> WRITTEN TASK
All of the records below should be output exactly.

--- begin ---

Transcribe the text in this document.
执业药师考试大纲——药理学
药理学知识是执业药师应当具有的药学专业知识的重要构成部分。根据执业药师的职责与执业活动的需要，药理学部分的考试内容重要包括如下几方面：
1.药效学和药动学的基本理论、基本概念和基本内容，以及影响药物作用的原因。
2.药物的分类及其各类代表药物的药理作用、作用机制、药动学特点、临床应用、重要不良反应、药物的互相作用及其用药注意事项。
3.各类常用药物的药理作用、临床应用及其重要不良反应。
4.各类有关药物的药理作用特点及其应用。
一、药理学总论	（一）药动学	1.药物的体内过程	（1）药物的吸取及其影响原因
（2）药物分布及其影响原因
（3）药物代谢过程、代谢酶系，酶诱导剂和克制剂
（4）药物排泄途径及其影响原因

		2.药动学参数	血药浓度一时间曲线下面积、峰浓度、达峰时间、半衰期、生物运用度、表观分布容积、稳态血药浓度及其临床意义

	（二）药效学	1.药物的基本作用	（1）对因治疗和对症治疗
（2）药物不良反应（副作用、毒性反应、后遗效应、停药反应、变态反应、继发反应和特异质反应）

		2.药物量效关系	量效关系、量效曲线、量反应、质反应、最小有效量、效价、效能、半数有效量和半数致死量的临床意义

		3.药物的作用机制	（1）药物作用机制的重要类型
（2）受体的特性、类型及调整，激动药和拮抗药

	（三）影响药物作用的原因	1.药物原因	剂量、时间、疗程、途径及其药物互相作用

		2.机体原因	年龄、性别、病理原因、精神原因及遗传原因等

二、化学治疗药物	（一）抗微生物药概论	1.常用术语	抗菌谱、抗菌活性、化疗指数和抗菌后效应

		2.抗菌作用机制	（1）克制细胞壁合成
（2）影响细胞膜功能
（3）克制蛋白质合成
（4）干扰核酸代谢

--- end ---

> OUTPUT OF THE TASK
Transcribe the text in this document.
执业药师考试大纲——药理学
药理学知识是执业药师应当具有的药学专业知识的重要构成部分。根据执业药师的职责与执业活动的需要，药理学部分的考试内容重要包括如下几方面：
1.药效学和药动学的基本理论、基本概念和基本内容，以及影响药物作用的原因。
2.药物的分类及其各类代表药物的药理作用、作用机制、药动学特点、临床应用、重要不良反应、药物的互相作用及其用药注意事项。
3.各类常用药物的药理作用、临床应用及其重要不良反应。
4.各类有关药物的药理作用特点及其应用。
一、药理学总论	（一）药动学	1.药物的体内过程	（1）药物的吸取及其影响原因
（2）药物分布及其影响原因
（3）药物代谢过程、代谢酶系，酶诱导剂和克制剂
（4）药物排泄途径及其影响原因

		2.药动学参数	血药浓度一时间曲线下面积、峰浓度、达峰时间、半衰期、生物运用度、表观分布容积、稳态血药浓度及其临床意义

	（二）药效学	1.药物的基本作用	（1）对因治疗和对症治疗
（2）药物不良反应（副作用、毒性反应、后遗效应、停药反应、变态反应、继发反应和特异质反应）

		2.药物量效关系	量效关系、量效曲线、量反应、质反应、最小有效量、效价、效能、半数有效量和半数致死量的临床意义

		3.药物的作用机制	（1）药物作用机制的重要类型
（2）受体的特性、类型及调整，激动药和拮抗药

	（三）影响药物作用的原因	1.药物原因	剂量、时间、疗程、途径及其药物互相作用

		2.机体原因	年龄、性别、病理原因、精神原因及遗传原因等

二、化学治疗药物	（一）抗微生物药概论	1.常用术语	抗菌谱、抗菌活性、化疗指数和抗菌后效应

		2.抗菌作用机制	（1）克制细胞壁合成
（2）影响细胞膜功能
（3）克制蛋白质合成
（4）干扰核酸代谢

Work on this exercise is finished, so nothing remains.